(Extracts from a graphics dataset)
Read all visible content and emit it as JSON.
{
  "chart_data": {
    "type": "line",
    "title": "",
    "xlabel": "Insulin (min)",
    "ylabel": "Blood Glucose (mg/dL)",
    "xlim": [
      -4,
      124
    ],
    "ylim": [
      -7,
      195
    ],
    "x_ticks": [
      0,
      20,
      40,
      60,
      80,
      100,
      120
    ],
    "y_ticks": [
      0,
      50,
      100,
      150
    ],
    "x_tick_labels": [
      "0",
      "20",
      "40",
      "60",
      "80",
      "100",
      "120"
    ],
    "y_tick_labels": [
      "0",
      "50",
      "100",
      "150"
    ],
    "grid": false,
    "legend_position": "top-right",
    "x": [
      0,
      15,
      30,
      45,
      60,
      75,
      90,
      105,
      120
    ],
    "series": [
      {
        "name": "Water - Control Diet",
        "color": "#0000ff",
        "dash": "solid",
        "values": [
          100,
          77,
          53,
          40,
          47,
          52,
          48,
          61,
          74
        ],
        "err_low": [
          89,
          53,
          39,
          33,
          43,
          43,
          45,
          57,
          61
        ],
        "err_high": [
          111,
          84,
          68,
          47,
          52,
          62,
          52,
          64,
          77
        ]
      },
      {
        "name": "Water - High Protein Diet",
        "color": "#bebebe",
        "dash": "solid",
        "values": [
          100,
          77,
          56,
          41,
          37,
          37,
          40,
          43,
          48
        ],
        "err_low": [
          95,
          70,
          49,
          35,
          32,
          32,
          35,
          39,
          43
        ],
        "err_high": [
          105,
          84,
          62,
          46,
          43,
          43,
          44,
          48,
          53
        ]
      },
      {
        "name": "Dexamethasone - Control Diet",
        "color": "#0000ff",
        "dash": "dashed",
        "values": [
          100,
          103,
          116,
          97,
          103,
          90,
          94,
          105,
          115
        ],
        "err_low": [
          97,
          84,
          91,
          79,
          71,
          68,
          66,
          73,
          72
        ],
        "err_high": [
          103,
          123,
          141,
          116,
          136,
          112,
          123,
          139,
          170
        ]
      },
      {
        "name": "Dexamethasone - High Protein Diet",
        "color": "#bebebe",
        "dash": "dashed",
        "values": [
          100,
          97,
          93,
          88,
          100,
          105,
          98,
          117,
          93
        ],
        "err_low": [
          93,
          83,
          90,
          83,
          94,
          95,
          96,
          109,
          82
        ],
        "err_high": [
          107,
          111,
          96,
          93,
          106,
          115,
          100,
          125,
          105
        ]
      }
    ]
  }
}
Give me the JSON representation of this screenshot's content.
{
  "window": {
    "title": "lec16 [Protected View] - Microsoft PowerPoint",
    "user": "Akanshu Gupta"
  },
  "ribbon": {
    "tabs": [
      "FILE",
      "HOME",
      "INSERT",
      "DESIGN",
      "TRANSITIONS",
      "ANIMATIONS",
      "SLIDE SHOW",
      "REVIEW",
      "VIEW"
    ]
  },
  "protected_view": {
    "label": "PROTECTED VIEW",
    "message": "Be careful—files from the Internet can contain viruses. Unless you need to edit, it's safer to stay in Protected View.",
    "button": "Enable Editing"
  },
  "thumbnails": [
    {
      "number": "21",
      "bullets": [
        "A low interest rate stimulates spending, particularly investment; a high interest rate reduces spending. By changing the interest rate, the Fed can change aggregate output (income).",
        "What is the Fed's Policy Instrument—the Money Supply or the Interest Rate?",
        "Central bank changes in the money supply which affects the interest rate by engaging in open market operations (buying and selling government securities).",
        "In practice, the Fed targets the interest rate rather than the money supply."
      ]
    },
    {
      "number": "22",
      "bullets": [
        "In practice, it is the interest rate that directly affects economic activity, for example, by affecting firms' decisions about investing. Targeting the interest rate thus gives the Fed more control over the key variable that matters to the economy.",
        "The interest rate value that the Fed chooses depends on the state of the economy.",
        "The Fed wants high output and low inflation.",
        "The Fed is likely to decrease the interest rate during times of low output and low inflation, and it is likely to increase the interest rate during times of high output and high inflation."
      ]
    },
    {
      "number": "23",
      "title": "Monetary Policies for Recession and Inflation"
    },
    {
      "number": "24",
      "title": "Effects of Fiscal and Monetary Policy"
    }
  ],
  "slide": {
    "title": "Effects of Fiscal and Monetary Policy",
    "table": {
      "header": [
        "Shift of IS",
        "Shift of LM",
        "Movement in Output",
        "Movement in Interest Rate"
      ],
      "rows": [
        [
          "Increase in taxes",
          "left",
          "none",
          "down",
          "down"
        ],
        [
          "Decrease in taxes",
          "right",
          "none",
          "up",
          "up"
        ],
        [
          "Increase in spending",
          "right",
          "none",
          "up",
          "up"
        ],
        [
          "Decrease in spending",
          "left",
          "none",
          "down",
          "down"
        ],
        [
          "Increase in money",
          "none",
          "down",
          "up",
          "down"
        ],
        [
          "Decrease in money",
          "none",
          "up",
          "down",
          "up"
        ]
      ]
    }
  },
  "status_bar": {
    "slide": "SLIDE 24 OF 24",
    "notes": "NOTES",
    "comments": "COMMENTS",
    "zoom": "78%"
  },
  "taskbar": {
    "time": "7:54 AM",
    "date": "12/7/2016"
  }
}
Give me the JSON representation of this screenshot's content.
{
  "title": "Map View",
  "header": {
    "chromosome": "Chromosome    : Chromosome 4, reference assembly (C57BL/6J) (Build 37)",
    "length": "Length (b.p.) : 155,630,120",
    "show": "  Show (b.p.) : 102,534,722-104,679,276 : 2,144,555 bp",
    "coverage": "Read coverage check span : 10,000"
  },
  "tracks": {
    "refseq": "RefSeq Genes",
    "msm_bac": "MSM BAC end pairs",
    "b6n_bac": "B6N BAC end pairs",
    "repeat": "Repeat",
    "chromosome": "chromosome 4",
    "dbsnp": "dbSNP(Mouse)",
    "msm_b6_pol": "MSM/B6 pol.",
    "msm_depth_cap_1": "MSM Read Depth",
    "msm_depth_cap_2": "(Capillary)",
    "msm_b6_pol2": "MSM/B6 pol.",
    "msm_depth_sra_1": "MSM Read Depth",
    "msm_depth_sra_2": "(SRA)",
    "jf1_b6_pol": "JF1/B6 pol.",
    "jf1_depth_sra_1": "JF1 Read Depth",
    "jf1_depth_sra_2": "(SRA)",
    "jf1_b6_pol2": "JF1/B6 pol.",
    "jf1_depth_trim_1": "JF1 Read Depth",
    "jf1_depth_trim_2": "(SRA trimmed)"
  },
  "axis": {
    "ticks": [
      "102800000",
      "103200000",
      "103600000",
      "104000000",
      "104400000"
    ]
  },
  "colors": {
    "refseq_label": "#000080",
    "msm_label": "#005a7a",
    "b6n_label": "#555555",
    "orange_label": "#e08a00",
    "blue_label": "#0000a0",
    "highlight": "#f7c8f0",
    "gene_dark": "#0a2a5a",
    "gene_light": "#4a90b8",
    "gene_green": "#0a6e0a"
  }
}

* _WORK INSTRUCTION_
Look through the records above and please copy every line in which the string "Effects" occurs.

* _EXERCISE RESPONSE_
      "title": "Effects of Fiscal and Monetary Policy"
    "title": "Effects of Fiscal and Monetary Policy",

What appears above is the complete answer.